* _EXERCISE GOAL_:
Within the records, which lines hold the string "jodium"? Report each one by copying it.

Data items
'''

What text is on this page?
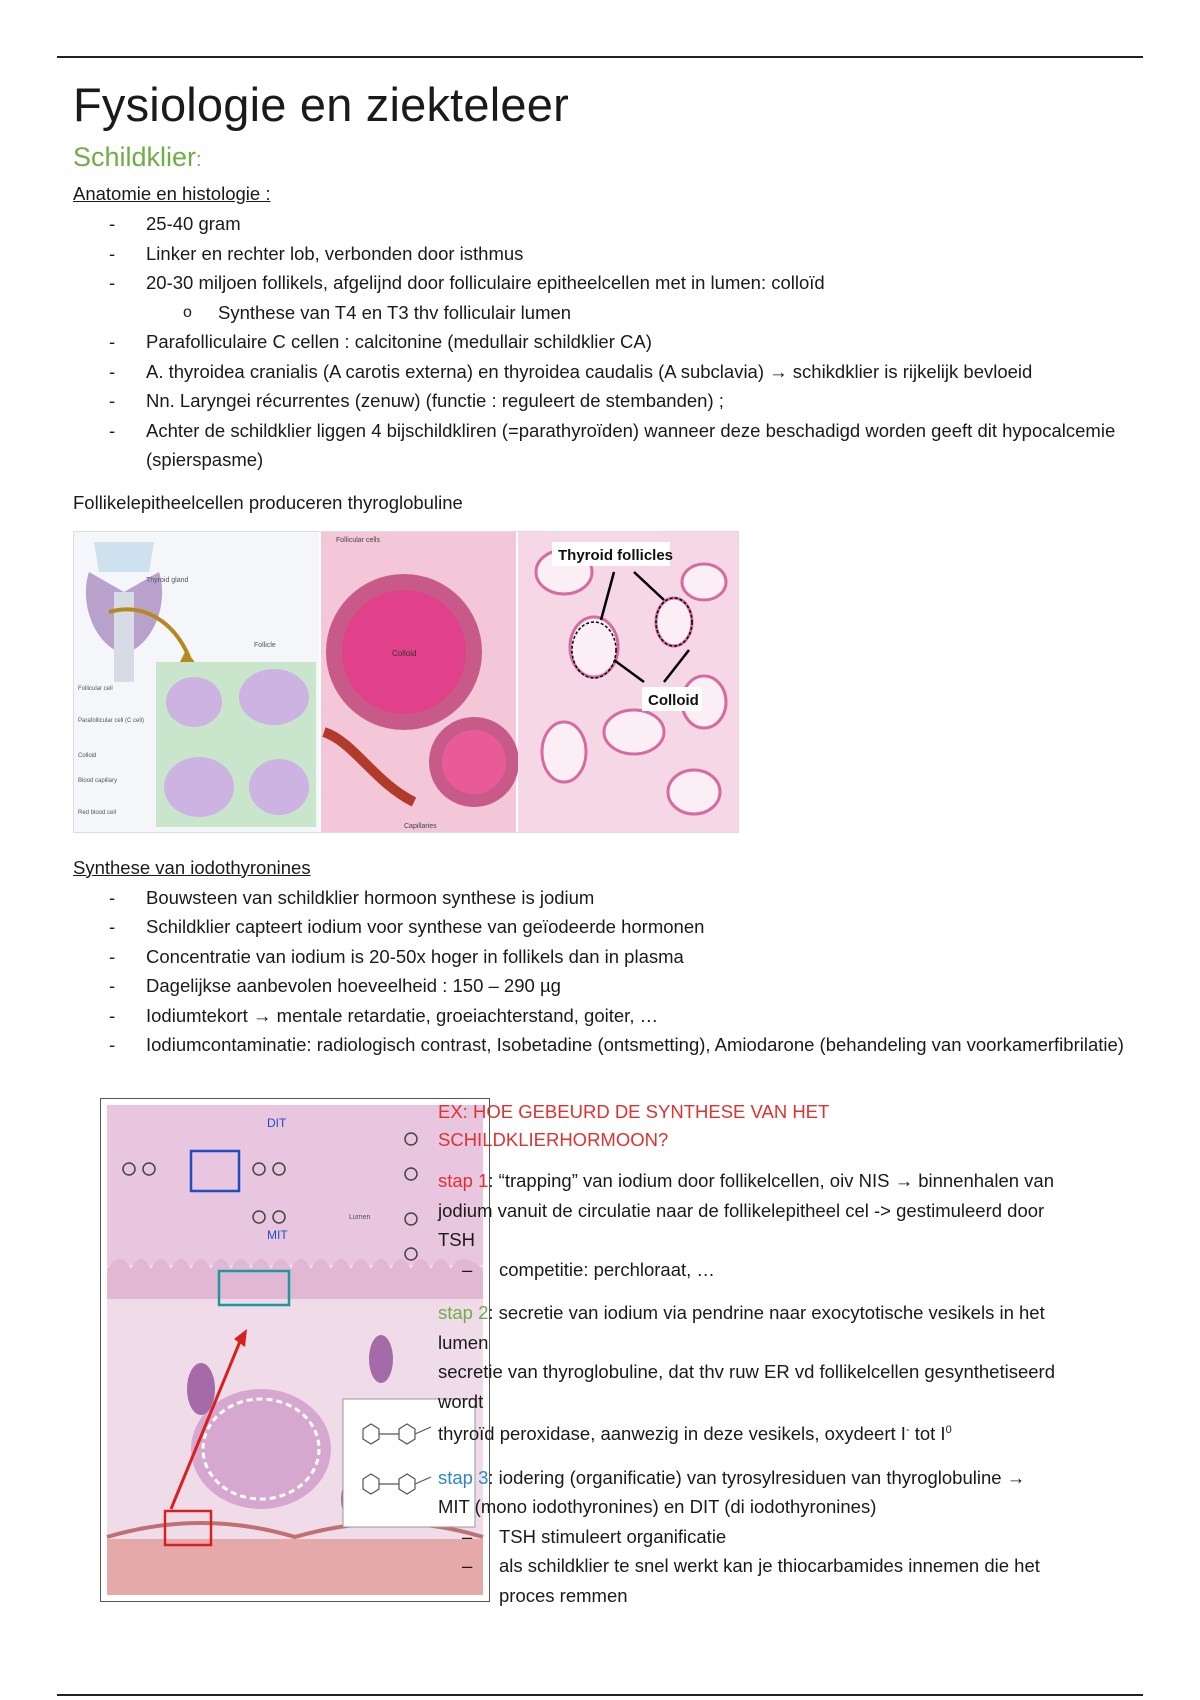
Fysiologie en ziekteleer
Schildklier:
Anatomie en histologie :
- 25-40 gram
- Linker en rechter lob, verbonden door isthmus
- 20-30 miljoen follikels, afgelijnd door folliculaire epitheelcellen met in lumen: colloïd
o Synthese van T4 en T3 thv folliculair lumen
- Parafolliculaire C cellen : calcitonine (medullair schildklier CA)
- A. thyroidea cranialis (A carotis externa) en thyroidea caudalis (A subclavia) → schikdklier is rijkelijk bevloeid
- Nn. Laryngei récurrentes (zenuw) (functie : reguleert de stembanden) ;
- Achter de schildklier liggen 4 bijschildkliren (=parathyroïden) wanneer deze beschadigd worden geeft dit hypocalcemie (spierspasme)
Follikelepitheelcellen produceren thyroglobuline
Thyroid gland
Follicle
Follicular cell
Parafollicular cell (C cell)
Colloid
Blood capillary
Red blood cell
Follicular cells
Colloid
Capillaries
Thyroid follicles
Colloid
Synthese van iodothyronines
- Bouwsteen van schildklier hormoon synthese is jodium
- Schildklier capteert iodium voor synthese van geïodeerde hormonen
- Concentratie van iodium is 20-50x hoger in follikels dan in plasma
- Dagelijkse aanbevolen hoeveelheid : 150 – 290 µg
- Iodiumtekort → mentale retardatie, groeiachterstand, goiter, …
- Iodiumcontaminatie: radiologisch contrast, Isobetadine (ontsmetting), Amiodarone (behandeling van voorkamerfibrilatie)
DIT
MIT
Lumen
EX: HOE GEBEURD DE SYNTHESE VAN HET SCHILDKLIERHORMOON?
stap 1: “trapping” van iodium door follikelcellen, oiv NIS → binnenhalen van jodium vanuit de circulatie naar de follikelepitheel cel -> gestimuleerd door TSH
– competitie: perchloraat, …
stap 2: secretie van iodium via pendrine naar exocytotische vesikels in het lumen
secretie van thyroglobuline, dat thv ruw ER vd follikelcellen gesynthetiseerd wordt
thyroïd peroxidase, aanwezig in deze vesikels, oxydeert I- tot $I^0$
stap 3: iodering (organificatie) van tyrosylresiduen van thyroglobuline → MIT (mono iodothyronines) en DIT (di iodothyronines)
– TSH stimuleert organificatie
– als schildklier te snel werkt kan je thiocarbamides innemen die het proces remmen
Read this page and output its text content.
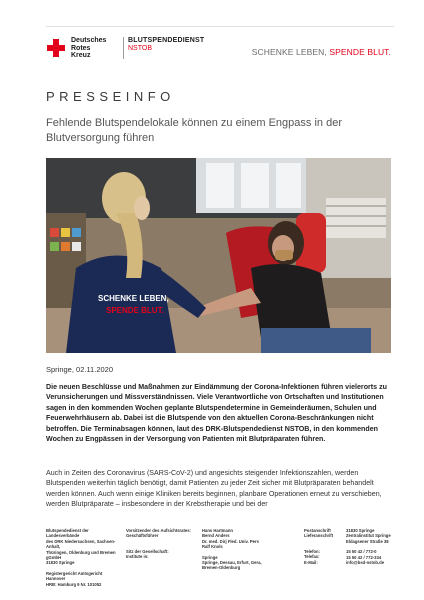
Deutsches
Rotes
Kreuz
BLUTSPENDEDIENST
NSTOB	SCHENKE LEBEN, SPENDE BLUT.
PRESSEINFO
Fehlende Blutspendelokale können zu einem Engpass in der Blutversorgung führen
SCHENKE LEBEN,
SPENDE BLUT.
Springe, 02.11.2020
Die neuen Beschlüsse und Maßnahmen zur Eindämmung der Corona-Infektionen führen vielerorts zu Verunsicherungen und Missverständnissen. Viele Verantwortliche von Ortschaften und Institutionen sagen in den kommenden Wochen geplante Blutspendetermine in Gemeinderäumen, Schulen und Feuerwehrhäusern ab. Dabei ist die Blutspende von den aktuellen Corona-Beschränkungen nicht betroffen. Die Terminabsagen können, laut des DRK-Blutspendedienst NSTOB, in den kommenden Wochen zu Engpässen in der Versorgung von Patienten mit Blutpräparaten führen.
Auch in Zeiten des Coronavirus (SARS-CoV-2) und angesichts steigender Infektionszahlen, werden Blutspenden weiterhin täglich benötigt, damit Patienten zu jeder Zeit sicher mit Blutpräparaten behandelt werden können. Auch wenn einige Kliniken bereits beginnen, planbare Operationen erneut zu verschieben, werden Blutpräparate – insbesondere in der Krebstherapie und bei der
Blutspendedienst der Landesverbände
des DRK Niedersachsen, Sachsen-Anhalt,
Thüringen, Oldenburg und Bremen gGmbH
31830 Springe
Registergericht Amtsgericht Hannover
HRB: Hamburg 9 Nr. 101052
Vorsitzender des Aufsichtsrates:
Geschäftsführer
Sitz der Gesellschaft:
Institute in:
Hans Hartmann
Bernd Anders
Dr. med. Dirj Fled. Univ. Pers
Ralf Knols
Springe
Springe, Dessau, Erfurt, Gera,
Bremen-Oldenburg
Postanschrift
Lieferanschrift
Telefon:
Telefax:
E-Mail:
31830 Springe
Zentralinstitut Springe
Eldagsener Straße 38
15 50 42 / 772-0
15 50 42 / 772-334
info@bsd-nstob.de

'''

* _EXERCISE OUTPUT_:
- Bouwsteen van schildklier hormoon synthese is jodium
stap 1: “trapping” van iodium door follikelcellen, oiv NIS → binnenhalen van jodium vanuit de circulatie naar de follikelepitheel cel -> gestimuleerd door TSH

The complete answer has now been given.